• **STATED TASK**: Spot every line with the word "TradingView" and return it.

* * * * * * *

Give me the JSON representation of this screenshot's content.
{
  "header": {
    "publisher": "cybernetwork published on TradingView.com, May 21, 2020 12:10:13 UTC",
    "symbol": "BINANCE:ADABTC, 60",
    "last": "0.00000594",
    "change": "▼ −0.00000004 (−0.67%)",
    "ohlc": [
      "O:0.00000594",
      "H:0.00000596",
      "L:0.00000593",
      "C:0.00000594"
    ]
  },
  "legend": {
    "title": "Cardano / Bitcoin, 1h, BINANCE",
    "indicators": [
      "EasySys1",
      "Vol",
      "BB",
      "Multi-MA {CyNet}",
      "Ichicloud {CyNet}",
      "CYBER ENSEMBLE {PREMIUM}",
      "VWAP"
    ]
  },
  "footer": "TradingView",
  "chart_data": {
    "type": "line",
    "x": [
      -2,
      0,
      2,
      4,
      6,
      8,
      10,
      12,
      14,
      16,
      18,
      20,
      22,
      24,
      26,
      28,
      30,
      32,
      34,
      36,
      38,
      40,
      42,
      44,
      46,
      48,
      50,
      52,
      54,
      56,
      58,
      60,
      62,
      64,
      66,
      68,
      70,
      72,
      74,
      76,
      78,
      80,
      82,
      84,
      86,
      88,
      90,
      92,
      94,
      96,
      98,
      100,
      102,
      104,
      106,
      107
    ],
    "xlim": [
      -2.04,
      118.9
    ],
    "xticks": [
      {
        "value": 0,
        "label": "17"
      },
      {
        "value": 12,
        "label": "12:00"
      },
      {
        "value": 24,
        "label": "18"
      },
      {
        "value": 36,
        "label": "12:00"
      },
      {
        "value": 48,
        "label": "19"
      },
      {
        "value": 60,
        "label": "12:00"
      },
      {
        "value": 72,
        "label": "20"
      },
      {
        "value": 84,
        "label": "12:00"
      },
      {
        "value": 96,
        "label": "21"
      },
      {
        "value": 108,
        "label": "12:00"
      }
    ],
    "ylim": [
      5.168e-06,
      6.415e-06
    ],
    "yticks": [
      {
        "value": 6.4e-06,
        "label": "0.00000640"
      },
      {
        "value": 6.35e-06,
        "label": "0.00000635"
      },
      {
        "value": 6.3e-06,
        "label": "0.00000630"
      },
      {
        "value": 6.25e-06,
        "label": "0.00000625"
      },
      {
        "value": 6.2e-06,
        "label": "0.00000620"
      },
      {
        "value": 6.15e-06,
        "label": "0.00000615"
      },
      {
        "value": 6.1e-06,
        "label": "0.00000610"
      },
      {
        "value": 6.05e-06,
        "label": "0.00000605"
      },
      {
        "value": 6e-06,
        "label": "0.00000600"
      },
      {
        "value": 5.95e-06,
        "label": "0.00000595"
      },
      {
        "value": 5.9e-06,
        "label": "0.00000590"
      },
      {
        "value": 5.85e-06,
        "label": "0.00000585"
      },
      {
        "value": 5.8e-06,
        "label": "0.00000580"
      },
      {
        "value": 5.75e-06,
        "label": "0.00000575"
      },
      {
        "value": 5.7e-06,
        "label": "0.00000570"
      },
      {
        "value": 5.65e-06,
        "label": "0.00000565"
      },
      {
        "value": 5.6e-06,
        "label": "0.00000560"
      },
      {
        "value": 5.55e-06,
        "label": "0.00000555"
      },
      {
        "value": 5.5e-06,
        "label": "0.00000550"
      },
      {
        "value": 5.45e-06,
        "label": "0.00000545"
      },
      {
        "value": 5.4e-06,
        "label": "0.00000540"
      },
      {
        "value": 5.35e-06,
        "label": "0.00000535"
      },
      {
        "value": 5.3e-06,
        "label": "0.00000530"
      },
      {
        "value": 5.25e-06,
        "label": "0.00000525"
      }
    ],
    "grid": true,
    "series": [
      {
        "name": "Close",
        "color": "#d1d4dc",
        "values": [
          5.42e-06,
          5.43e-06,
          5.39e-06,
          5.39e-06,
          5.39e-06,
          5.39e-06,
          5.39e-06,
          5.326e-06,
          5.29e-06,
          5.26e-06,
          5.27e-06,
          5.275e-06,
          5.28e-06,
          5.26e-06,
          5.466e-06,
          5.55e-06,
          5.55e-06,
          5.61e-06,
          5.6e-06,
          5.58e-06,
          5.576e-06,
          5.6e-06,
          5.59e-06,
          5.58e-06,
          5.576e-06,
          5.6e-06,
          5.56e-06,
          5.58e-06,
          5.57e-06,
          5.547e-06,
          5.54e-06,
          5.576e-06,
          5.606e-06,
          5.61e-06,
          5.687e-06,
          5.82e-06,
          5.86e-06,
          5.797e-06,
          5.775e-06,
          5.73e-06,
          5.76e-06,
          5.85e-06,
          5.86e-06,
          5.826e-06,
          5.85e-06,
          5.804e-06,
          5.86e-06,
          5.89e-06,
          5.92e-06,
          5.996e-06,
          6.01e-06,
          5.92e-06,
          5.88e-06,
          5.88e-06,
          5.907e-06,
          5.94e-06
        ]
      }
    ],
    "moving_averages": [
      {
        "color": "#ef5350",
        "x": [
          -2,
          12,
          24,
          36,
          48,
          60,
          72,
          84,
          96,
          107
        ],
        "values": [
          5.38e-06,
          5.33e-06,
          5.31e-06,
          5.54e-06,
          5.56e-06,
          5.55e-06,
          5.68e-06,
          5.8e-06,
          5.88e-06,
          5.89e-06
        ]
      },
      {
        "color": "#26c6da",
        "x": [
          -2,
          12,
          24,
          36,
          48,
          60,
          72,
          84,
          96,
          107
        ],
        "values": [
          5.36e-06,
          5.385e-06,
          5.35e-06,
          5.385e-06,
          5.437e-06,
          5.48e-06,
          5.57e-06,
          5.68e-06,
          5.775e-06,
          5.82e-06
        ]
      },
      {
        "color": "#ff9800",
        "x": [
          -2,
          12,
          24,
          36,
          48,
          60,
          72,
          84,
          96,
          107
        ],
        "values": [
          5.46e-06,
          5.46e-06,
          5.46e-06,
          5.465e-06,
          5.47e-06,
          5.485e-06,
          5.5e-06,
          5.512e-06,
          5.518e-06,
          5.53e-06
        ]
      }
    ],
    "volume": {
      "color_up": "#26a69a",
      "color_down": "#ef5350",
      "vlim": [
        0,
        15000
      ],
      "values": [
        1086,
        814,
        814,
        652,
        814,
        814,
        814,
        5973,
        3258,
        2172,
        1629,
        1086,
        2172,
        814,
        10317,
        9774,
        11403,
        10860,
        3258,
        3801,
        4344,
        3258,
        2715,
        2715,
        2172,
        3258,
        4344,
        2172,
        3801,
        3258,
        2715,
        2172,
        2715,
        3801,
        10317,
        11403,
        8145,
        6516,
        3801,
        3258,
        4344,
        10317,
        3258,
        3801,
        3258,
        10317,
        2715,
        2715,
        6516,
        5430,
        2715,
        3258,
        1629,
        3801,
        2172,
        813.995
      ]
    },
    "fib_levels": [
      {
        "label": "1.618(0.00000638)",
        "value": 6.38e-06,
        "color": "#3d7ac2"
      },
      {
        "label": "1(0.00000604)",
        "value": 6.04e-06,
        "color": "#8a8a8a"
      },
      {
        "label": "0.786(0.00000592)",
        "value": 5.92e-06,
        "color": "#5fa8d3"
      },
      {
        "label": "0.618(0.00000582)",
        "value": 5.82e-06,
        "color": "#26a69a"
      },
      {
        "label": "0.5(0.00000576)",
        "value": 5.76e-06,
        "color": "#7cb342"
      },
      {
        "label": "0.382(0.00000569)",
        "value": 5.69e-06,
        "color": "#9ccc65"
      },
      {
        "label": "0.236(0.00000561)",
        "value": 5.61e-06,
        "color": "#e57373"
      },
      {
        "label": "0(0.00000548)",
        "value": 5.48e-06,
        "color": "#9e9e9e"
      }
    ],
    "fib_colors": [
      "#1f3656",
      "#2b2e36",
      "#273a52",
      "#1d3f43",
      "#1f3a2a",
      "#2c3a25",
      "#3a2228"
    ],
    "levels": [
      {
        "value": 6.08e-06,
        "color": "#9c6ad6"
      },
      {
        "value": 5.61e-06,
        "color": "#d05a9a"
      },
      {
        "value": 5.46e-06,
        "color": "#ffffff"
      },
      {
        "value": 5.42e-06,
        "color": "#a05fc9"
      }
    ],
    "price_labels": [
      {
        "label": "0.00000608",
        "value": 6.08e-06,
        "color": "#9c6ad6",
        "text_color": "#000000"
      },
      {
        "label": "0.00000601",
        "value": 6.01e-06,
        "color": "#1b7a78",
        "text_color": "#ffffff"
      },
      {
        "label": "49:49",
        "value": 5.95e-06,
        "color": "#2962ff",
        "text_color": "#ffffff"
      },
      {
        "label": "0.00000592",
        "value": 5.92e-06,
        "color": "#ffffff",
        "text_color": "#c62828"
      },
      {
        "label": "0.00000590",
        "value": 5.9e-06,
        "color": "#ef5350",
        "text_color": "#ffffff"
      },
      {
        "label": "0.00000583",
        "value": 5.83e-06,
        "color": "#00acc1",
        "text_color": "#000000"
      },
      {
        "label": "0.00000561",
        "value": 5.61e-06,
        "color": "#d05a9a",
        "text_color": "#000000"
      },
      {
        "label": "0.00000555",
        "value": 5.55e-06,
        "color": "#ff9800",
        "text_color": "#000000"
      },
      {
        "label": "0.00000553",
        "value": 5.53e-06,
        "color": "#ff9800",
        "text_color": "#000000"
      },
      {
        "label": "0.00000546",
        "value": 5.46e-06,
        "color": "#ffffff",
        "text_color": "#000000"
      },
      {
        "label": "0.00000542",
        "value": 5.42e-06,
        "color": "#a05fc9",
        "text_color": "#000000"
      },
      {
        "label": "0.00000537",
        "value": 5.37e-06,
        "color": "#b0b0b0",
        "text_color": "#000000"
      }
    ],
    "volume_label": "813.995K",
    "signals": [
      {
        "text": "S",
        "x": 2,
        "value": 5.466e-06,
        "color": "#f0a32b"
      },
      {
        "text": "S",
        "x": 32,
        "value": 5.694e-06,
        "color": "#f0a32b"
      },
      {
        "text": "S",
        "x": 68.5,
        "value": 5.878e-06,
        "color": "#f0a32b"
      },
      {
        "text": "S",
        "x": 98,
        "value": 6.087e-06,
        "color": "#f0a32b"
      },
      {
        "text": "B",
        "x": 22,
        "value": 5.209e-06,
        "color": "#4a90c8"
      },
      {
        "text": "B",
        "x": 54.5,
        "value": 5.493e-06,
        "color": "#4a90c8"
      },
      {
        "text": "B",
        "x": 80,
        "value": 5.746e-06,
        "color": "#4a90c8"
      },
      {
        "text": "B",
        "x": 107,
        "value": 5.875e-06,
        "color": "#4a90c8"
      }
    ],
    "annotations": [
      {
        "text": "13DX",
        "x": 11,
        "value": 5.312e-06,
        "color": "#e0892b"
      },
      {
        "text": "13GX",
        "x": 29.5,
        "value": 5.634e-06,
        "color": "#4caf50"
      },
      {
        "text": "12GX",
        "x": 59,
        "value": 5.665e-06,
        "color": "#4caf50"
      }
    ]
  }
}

* * * * * * *

• **RESPONSE TO THIS EXERCISE**:
    "publisher": "cybernetwork published on TradingView.com, May 21, 2020 12:10:13 UTC",
  "footer": "TradingView",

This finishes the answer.